Dunno man, it obviously works for you but it's just not my bag (or area of expertise).... personally I just think it's important that the main movement of the day is one of the big powerlifts. If you screw yourself up bad enough doing the main lift, I don't see how you can really do much more or get much out of additional exercises. I'm a fan of exercise economy.


----------



## Jamiewalker188 (Feb 9, 2014)

SK50 said:


> Dunno man, it obviously works for you but it's just not my bag (or area of expertise).... personally I just think it's important that the main movement of the day is one of the big powerlifts. If you screw yourself up bad enough doing the main lift, I don't see how you can really do much more or get much out of additional exercises. I'm a fan of exercise economy.


Fair point pal


----------



## NoGutsNoGloryy (Jan 7, 2013)

Jamiewalker188 said:


> Always do things together me otherwise I don't find the motivation to do them when I say I will haha... I have to get things done or I let myself down! So getting things done in the first place avoids letting myself down


I just do few sets of seated calf raises and standing bb raises during shoulders or chest day it only takes a few mins to do


----------



## K1NGCA1N (Aug 24, 2012)

Tonight I smashed my legs,

Started off on squat machine squats( unable to do proper ones due to dodgy knee)

20x50 kg warm up

15 x 100kg

8 x 250 kg

2 x 290 kg

10 x 200kg

Next leg press

20 x 300kg

15x 400kg

8 x500 kg

6 x 550kg

1x 590kg- yay personal best!!

10 x 400kg

Staying on press but working calves

15 x 240kg x 3 ouch

Leg extensions

Stacked at 100kg 3 x 15 reps

Hamstring curls

20 x 35kg

15 x 45 kg

8 x 50 kg

2 x 75 kg showing off to my mate lol

Hobbled up the stairs for 10 mins on bike alternating between max and medium setting until feeling quite unwell

Very carefully hobbled downstairs like I'd just been for a sh1t after a vindaloo and wiped my @rse with nettles.

Hit the shower and then home, now led in bed wondering how I'm going to get to sleep cos my knees are killing me!


----------



## Jamiewalker188 (Feb 9, 2014)

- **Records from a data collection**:

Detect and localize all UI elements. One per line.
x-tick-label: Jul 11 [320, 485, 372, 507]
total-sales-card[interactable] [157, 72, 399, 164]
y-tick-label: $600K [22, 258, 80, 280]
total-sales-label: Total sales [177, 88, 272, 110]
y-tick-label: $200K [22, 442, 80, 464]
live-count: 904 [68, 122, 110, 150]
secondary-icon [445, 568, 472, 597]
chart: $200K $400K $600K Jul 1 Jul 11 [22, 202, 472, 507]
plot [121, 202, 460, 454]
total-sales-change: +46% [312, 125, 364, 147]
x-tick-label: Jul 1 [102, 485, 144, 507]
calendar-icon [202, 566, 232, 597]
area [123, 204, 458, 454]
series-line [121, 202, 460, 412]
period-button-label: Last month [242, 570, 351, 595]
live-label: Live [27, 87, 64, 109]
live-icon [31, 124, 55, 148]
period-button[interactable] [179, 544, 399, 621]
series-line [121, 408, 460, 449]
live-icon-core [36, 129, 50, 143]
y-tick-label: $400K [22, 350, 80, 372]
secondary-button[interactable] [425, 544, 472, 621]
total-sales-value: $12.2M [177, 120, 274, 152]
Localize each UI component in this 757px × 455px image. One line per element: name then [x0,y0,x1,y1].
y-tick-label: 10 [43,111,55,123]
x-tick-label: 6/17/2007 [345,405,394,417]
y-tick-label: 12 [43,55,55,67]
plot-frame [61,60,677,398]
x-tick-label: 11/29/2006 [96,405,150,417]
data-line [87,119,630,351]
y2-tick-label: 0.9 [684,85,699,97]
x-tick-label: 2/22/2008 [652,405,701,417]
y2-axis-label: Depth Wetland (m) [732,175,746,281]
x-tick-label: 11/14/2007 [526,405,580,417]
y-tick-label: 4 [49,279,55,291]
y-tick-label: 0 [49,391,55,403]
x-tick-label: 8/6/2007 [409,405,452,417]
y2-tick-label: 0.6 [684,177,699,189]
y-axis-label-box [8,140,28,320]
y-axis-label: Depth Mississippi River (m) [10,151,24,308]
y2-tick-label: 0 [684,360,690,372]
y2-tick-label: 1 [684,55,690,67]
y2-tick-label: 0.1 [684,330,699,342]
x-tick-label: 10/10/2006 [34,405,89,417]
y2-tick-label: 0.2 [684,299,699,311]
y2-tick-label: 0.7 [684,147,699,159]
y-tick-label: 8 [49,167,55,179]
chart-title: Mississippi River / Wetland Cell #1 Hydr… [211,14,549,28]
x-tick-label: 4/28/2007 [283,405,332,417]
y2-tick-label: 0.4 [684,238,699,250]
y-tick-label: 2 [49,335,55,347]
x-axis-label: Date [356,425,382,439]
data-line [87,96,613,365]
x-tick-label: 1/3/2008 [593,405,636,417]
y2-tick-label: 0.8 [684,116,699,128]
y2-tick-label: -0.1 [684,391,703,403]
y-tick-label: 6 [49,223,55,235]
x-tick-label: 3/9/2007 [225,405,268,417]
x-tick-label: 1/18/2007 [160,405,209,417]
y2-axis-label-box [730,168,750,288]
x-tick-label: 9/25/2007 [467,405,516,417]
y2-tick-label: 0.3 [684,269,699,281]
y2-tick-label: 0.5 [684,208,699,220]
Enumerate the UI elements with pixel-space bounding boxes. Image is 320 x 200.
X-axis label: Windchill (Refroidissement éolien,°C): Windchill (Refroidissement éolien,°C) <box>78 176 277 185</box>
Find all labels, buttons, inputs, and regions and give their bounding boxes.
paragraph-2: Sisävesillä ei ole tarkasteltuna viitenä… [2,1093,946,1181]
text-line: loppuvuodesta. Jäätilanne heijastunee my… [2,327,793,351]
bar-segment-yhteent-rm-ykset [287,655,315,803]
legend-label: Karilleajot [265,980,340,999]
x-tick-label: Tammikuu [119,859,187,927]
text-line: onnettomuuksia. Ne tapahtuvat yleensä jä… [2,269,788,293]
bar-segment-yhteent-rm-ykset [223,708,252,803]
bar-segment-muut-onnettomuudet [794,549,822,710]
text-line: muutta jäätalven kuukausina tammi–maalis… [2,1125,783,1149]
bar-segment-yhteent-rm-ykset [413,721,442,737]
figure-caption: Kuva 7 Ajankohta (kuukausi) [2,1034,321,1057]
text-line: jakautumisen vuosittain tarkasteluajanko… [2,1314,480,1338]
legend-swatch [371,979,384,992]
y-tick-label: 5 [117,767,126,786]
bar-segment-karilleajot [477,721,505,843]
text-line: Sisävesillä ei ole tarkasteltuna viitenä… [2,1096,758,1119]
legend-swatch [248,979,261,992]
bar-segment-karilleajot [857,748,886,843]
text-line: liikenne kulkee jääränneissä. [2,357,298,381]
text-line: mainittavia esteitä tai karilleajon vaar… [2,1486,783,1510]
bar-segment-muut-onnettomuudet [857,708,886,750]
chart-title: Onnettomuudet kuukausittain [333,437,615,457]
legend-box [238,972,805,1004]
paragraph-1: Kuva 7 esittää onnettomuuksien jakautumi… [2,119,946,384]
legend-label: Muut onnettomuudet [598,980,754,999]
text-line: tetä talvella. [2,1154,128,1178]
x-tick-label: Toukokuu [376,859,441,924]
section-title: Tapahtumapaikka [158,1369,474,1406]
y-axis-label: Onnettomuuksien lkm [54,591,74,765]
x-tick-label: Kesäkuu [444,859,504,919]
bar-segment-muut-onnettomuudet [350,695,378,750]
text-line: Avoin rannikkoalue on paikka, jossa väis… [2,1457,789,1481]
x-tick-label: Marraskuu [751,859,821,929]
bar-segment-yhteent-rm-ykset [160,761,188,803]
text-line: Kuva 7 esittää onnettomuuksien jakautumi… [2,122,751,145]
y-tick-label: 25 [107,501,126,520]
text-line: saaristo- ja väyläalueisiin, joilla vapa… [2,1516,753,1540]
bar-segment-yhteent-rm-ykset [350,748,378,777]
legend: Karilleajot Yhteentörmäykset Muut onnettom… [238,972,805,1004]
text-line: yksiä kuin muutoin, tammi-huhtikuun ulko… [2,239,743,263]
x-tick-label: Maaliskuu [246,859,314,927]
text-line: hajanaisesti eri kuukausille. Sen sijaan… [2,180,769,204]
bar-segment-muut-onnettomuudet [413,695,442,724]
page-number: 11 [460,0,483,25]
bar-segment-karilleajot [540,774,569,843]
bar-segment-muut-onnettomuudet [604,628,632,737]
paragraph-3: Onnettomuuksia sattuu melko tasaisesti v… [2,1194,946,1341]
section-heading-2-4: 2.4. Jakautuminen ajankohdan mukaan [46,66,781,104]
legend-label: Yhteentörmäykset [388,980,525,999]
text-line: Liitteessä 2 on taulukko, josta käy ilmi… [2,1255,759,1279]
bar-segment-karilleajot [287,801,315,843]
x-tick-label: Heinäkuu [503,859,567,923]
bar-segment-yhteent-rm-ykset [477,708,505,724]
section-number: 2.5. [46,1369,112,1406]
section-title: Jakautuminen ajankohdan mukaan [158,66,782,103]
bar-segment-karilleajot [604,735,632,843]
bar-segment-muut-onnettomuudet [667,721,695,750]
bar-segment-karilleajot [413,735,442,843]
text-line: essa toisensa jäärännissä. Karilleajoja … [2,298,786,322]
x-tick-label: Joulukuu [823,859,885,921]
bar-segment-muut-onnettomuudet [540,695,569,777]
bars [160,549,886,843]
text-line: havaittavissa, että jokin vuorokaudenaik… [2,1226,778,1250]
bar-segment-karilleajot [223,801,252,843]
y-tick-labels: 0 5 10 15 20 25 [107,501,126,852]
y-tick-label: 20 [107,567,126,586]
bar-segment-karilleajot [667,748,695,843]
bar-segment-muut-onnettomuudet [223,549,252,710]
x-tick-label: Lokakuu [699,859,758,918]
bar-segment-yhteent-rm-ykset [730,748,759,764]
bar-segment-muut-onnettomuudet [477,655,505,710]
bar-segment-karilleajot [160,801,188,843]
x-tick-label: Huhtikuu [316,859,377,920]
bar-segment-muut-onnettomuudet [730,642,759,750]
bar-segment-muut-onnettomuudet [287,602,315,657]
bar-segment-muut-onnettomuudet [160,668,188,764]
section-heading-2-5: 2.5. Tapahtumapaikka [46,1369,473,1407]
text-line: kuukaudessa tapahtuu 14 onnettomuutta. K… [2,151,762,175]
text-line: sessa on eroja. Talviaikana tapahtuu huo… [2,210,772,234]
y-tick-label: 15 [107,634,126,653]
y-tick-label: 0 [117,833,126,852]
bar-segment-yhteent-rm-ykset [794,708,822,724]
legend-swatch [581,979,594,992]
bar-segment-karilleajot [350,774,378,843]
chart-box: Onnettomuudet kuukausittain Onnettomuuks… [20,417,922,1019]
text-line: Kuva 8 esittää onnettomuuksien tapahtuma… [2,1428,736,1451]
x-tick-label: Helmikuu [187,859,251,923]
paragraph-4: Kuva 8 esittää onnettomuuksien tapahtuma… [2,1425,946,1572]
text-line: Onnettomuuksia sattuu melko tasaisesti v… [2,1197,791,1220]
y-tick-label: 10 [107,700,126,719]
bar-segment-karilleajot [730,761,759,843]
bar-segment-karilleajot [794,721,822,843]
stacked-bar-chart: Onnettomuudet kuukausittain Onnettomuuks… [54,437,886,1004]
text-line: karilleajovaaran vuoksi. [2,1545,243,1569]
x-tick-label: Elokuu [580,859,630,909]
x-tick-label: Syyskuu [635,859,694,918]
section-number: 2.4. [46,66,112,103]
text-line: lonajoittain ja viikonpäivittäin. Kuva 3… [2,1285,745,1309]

- **STATED GOAL 1**: Set down the passage of the workout forum thread starting with "I just do few" and going on through "(Aug 24, 2012)", word for word.
- **STATED GOAL 2**:
Answer these questions from the workout forum thread:
(a) In the first post, what should the main movement of the day be?
(b) During which training days are the seated calf raises and standing bb raises done?
(c) What leg press weight is called a personal best, and for how many reps?
- **STATED GOAL 3**: Write what comes next in the workout forum thread, picking up after its final line.

- **FINAL ANSWER 1**:
I just do few sets of seated calf raises and standing bb raises during shoulders or chest day it only takes a few mins to do


----------



## K1NGCA1N (Aug 24, 2012)

- **FINAL ANSWER 2**:
(a) One of the big powerlifts.
(b) Shoulders or chest day.
(c) 590kg, for 1 rep.

- **FINAL ANSWER 3**:
NoGutsNoGloryy said:


> I just do few sets of seated calf raises and standing bb raises during shoulders or chest day it only takes a few mins to do


Best way mate


----------



## Jamiewalker188 (Feb 9, 2014)

K1NGCA1N said:


> Tonight I smashed my legs,
> 
> Started off on squat machine squats( unable to do proper ones due to dodgy knee)
> 
> ...


Sounds like you lifted some serious weights bro haha... No wonder you've got dodgy knees haha... Just woke up in the middle of the night and my legs are shattered  god help me when I'm working tomorrow!!!!! Meh


----------



## G-man99 (Jul 15, 2008)

Set a reebok step up in the squat rack so it was 1" below parallel when I sat on it.

Bar x 20

100kg x 5 x 2

140kg x 5

160kg x 5

170kg x 4

170kg x 4

160kg x 5

140kg x 5

100kg x 5

60kg x 10 no box

DONE.....


----------



## K1NGCA1N (Aug 24, 2012)

Jamiewalker188 said:


> Sounds like you lifted some serious weights bro haha... No wonder you've got dodgy knees haha... Just woke up in the middle of the night and my legs are shattered  god help me when I'm working tomorrow!!!!! Meh


Ha Legs are my strongest asset, but they do have to carry 20 st about all day so they ought to be strong. Got a leg day planned on Monday with a pal from the gym, I've seen him press 740kg for 4 reps! That's my ultimate target!!


----------



## Jamiewalker188 (Feb 9, 2014)

K1NGCA1N said:


> Ha Legs are my strongest asset, but they do have to carry 20 st about all day so they ought to be strong. Got a leg day planned on Monday with a pal from the gym, I've seen him press 740kg for 4 reps! That's my ultimate target!!


Speechless haha, couldn't imagine the plates fitting on hahaha


----------



## wylde99 (Feb 23, 2008)

I do 4 Sets of Barbell Lunges but do them a set on each leg.

Back Squats.

Leg press.

Leg Curl.

Hamstring extensions.

Week 2.

Walking Dumbell Lunges.

Front Squats.

Jumping Dumbell Squats.


----------



## Spangle1187 (Jul 27, 2006)

Leg extensions and hamstring curls light for warm up

Front squats 5 sets

Leg Press 5 sets

Super Set leg press and leg extensions with high reps for 3/4 sets to failure

Hamstring Curl

Seated Calve raises

Calf raises on hack squat

Go home slowly holding onto banisters down stairs


----------



## Trev182 (Sep 24, 2013)

Squats 5x5

BB Lunges 5x8

Ham Raises 5x8

Calf Raises 5x20

Dead on back so hamstrings get worked then aswell!


----------



## SickCurrent (Sep 19, 2005)

Barbell squats

Leg press

Hack squats

Barbell Lunges

Leg ext supersets

SLDL

leg curls superset

Standing calf raises

seated calf raises

result = gimped 4 days and massive endorphin release that night lulz


----------



## jimmy26 (Apr 1, 2009)

This week..

Zercher Squats 4x9

RDL 4x10

Dumbell Lunges 3x8

Extensions 3x12 (last set slow eccentric)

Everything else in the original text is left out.